> _Task details_
Output each entry verbatim and exclude every picture from it.
**** Provided data ****
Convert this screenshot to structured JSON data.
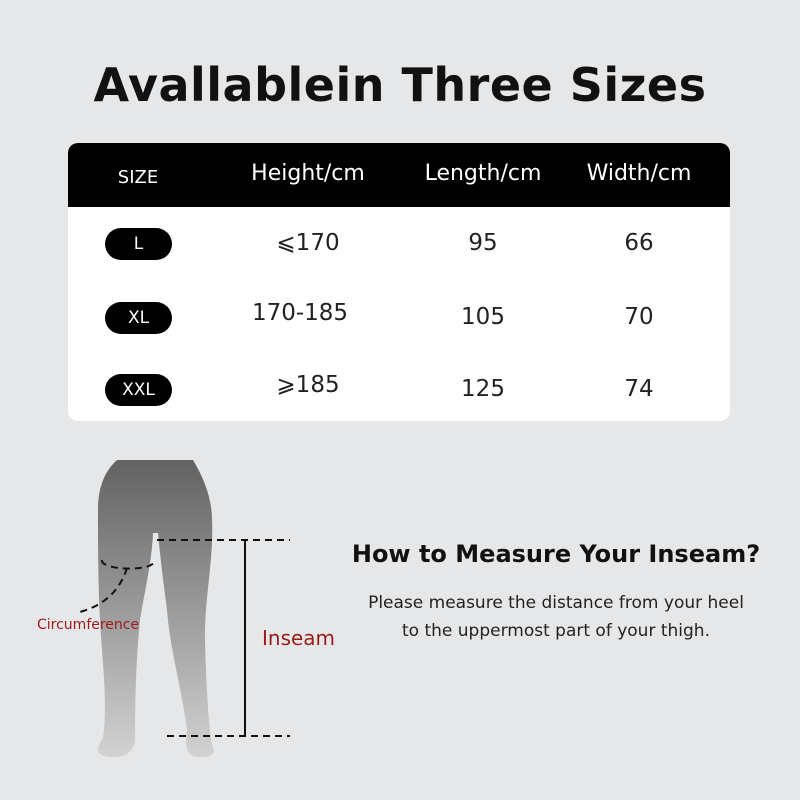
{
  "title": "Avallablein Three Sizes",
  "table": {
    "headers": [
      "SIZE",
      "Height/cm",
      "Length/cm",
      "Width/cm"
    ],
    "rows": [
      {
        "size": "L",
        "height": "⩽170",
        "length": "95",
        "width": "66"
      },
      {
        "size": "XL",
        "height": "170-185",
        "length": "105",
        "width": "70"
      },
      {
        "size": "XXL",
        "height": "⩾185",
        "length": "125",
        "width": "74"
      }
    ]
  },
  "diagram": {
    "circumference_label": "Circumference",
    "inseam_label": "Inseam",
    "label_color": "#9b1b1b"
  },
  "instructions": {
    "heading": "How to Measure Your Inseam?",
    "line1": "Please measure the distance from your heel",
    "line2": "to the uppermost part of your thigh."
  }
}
****
> _Exercise solution_
Convert this screenshot to structured JSON data.
{
  "title": "Avallablein Three Sizes",
  "table": {
    "headers": [
      "SIZE",
      "Height/cm",
      "Length/cm",
      "Width/cm"
    ],
    "rows": [
      {
        "size": "L",
        "height": "⩽170",
        "length": "95",
        "width": "66"
      },
      {
        "size": "XL",
        "height": "170-185",
        "length": "105",
        "width": "70"
      },
      {
        "size": "XXL",
        "height": "⩾185",
        "length": "125",
        "width": "74"
      }
    ]
  },
  "diagram": {
    "circumference_label": "Circumference",
    "inseam_label": "Inseam",
    "label_color": "#9b1b1b"
  },
  "instructions": {
    "heading": "How to Measure Your Inseam?",
    "line1": "Please measure the distance from your heel",
    "line2": "to the uppermost part of your thigh."
  }
}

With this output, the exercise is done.